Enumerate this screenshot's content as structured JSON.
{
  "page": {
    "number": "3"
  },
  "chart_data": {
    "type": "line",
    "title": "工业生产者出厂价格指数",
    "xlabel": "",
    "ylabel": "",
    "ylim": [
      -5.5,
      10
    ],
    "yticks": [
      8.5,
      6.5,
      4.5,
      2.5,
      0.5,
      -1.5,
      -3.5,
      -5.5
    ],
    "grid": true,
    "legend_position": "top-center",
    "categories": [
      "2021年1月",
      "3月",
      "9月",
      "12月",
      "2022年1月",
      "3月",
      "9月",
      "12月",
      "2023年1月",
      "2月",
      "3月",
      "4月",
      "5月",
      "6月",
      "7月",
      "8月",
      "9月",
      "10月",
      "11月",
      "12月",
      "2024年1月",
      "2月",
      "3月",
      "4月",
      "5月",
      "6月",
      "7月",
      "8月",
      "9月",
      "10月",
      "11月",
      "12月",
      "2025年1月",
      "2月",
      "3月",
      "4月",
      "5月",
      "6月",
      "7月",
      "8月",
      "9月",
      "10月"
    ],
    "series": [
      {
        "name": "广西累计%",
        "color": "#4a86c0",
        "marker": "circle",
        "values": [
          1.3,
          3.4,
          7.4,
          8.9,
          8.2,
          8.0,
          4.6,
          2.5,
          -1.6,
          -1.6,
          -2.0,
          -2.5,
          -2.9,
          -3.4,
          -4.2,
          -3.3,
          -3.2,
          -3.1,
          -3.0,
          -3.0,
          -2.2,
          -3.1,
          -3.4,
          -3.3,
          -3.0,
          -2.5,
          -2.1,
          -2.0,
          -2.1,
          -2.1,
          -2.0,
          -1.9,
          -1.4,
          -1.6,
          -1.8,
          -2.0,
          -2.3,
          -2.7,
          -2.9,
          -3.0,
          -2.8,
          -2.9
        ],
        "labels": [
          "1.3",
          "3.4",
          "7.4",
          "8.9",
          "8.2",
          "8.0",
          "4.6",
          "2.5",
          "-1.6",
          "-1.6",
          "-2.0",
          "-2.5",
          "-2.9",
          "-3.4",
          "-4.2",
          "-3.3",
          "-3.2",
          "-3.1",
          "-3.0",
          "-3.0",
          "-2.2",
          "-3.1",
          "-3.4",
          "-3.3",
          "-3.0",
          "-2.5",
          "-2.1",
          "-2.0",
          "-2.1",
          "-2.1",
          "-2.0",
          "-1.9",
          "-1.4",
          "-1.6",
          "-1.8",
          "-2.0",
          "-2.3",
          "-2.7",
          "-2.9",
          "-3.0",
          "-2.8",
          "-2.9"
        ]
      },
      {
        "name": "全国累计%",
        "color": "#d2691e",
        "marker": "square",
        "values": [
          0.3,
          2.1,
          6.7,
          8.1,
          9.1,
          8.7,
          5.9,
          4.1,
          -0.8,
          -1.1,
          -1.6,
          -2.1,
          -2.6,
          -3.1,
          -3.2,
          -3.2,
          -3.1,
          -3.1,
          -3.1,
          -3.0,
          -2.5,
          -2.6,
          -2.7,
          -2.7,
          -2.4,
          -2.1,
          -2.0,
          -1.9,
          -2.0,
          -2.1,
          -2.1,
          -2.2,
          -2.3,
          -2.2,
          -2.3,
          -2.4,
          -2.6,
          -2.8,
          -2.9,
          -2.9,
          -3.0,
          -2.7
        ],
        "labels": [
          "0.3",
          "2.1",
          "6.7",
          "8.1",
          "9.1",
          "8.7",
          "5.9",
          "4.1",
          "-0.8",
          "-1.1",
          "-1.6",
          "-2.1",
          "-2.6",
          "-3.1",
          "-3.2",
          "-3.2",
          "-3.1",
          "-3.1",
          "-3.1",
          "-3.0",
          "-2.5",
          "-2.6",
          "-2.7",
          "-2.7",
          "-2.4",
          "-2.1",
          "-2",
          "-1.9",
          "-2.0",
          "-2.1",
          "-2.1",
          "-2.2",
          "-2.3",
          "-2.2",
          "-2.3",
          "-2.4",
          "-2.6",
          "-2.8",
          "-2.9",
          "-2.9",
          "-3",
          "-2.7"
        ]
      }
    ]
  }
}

* * *

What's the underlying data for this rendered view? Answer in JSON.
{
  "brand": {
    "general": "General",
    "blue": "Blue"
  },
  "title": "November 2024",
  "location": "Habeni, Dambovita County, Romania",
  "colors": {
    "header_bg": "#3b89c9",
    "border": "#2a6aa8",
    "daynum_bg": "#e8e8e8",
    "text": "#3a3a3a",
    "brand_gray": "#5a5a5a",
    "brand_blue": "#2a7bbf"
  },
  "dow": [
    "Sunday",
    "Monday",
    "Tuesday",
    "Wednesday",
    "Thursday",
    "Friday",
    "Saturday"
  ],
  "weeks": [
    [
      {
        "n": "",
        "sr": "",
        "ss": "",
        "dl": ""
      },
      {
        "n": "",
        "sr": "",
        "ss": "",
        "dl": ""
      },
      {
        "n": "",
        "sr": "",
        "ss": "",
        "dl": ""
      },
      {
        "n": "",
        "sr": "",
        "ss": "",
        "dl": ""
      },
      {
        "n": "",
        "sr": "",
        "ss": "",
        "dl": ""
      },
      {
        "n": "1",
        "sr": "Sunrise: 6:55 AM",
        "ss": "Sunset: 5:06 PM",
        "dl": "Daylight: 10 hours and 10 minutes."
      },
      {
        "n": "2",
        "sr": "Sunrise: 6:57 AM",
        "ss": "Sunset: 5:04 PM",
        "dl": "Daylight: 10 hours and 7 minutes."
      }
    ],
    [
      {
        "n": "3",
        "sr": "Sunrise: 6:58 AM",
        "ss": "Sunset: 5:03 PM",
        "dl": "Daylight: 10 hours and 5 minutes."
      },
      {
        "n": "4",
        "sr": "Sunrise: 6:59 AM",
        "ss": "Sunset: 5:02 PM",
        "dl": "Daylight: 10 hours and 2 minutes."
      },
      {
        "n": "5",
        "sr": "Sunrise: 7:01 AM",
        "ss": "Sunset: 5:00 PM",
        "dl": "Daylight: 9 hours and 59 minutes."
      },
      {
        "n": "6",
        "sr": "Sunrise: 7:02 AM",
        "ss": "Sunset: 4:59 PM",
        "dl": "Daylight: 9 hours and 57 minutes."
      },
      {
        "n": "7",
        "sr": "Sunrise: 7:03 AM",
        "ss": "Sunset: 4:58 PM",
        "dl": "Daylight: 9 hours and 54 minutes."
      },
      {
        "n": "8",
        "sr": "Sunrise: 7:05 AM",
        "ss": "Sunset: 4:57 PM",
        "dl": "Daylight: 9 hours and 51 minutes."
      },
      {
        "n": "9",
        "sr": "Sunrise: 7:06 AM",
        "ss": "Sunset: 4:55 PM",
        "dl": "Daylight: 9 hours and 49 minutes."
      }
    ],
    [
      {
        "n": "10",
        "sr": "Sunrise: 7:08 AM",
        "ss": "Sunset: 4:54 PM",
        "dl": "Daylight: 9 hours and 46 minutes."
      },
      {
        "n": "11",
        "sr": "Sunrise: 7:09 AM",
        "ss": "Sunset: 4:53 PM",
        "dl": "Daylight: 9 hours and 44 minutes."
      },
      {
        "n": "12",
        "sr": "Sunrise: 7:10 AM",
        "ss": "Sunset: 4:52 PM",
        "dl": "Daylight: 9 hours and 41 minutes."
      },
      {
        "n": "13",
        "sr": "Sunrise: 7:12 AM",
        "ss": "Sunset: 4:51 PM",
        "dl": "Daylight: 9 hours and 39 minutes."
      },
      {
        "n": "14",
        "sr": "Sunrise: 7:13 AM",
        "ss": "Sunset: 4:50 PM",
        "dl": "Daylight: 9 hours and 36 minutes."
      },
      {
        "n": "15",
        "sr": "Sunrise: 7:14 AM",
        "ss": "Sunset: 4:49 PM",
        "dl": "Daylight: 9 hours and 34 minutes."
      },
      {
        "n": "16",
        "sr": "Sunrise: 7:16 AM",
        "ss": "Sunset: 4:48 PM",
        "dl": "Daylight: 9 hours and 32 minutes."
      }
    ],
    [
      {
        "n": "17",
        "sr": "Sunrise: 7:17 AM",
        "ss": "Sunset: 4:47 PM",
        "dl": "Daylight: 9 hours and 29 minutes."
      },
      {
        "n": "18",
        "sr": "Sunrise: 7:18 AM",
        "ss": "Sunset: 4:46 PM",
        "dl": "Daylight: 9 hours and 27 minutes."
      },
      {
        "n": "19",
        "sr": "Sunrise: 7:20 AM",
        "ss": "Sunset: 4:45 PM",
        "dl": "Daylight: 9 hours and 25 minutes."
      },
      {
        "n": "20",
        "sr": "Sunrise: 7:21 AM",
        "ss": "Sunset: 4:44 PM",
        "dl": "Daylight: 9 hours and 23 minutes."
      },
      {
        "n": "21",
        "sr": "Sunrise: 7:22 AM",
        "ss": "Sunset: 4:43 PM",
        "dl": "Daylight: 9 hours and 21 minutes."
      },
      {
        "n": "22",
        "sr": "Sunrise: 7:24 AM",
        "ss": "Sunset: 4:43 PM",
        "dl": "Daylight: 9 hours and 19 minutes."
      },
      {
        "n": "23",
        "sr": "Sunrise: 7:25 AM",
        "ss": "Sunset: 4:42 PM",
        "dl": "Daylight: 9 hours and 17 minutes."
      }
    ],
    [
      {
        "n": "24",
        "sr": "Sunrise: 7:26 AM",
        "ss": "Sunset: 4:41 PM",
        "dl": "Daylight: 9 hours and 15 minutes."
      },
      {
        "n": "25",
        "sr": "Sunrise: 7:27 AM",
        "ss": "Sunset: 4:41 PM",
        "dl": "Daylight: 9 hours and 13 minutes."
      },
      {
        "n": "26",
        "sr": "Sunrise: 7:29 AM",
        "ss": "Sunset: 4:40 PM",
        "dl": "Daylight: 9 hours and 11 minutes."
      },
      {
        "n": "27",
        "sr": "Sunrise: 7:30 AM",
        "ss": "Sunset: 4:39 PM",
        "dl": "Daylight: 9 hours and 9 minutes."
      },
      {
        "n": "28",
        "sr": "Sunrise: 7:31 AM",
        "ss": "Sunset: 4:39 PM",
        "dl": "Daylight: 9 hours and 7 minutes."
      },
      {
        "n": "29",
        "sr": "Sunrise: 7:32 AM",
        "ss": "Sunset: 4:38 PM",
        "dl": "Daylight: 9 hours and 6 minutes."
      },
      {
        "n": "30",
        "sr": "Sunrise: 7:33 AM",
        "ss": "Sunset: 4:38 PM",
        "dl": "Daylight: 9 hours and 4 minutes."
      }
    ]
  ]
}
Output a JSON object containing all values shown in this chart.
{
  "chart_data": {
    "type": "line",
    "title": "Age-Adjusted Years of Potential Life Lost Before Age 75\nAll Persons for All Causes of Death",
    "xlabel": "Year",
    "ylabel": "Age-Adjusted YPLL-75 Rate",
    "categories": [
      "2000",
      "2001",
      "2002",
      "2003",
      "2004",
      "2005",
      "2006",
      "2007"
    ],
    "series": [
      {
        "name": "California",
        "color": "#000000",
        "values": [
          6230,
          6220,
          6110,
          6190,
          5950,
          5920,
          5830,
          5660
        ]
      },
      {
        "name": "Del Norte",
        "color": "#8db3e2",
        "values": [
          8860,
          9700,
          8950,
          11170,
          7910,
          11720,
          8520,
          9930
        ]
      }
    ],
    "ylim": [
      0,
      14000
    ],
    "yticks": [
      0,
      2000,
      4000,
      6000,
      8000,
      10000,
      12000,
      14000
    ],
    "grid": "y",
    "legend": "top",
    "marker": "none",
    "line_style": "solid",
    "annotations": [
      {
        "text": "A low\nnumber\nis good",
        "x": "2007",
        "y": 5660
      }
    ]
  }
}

What you have to do =
Track down all lines above with the string "this" and copy them.

Exercise answer =
Enumerate this screenshot's content as structured JSON.
What's the underlying data for this rendered view? Answer in JSON.
Output a JSON object containing all values shown in this chart.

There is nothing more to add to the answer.